> [Task objective]
In each of the items below, substitute "all-wheel-drive" for "four-wheel-drive" and reproduce the lines with no other change, leaving out the pictures.

Data entries
=-=-=
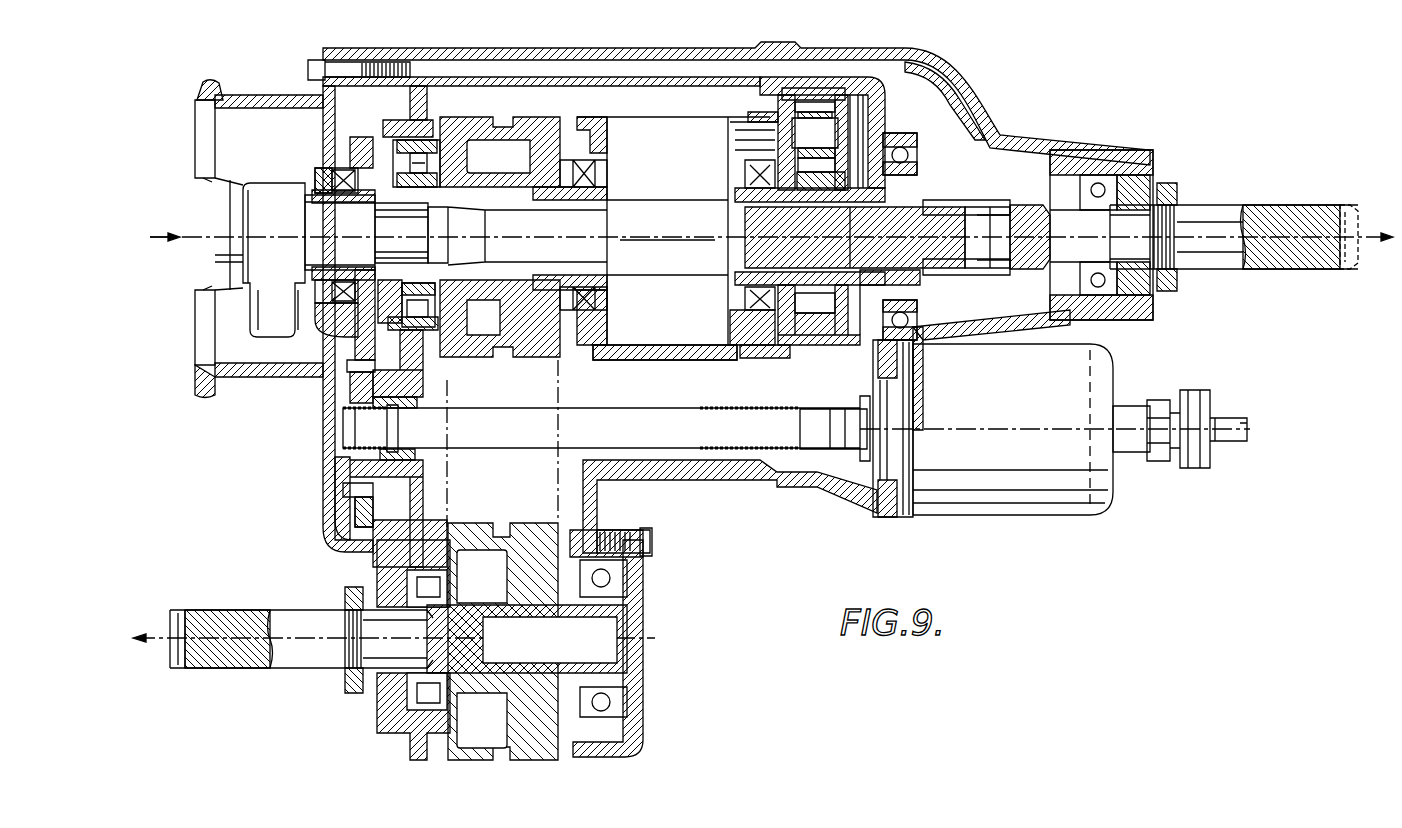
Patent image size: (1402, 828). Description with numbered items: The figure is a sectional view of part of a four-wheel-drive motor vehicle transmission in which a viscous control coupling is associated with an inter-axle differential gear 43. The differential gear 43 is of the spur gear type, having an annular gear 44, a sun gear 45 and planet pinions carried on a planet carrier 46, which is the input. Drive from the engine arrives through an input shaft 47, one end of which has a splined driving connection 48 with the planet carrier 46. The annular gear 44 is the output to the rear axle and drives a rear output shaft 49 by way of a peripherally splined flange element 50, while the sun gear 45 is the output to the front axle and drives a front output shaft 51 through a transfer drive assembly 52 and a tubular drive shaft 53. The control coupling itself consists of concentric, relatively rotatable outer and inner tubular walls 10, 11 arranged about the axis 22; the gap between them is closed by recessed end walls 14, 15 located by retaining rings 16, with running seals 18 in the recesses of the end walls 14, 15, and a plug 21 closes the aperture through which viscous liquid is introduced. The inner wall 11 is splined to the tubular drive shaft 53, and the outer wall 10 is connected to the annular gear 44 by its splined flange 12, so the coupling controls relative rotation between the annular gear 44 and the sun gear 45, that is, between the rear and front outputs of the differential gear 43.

The outer wall 10 is at (657, 130).
The inner wall 11 is at (558, 140).
The peripherally splined flange 12 is at (752, 110).
The end wall 14 is at (609, 115).
The end wall 15 is at (763, 357).
The retaining rings 16 is at (580, 130).
The running seals 18 is at (578, 183).
The plug 21 is at (772, 118).
The axis 22 is at (1206, 240).
The inter-axle differential gear 43 is at (828, 85).
The annular gear 44 is at (856, 90).
The sun gear 45 is at (752, 150).
The planet carrier 46 is at (886, 150).
The input shaft 47 is at (494, 236).
The splined driving connection 48 is at (932, 205).
The rear output shaft 49 is at (1257, 215).
The peripherally splined flange element 50 is at (900, 56).
The front output shaft 51 is at (257, 630).
The transfer drive assembly 52 is at (502, 108).
The tubular drive shaft 53 is at (533, 275).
=-=-=
> [Full response]
Patent image size: (1402, 828). Description with numbered items: The figure is a sectional view of part of a all-wheel-drive motor vehicle transmission in which a viscous control coupling is associated with an inter-axle differential gear 43. The differential gear 43 is of the spur gear type, having an annular gear 44, a sun gear 45 and planet pinions carried on a planet carrier 46, which is the input. Drive from the engine arrives through an input shaft 47, one end of which has a splined driving connection 48 with the planet carrier 46. The annular gear 44 is the output to the rear axle and drives a rear output shaft 49 by way of a peripherally splined flange element 50, while the sun gear 45 is the output to the front axle and drives a front output shaft 51 through a transfer drive assembly 52 and a tubular drive shaft 53. The control coupling itself consists of concentric, relatively rotatable outer and inner tubular walls 10, 11 arranged about the axis 22; the gap between them is closed by recessed end walls 14, 15 located by retaining rings 16, with running seals 18 in the recesses of the end walls 14, 15, and a plug 21 closes the aperture through which viscous liquid is introduced. The inner wall 11 is splined to the tubular drive shaft 53, and the outer wall 10 is connected to the annular gear 44 by its splined flange 12, so the coupling controls relative rotation between the annular gear 44 and the sun gear 45, that is, between the rear and front outputs of the differential gear 43.

The outer wall 10 is at (657, 130).
The inner wall 11 is at (558, 140).
The peripherally splined flange 12 is at (752, 110).
The end wall 14 is at (609, 115).
The end wall 15 is at (763, 357).
The retaining rings 16 is at (580, 130).
The running seals 18 is at (578, 183).
The plug 21 is at (772, 118).
The axis 22 is at (1206, 240).
The inter-axle differential gear 43 is at (828, 85).
The annular gear 44 is at (856, 90).
The sun gear 45 is at (752, 150).
The planet carrier 46 is at (886, 150).
The input shaft 47 is at (494, 236).
The splined driving connection 48 is at (932, 205).
The rear output shaft 49 is at (1257, 215).
The peripherally splined flange element 50 is at (900, 56).
The front output shaft 51 is at (257, 630).
The transfer drive assembly 52 is at (502, 108).
The tubular drive shaft 53 is at (533, 275).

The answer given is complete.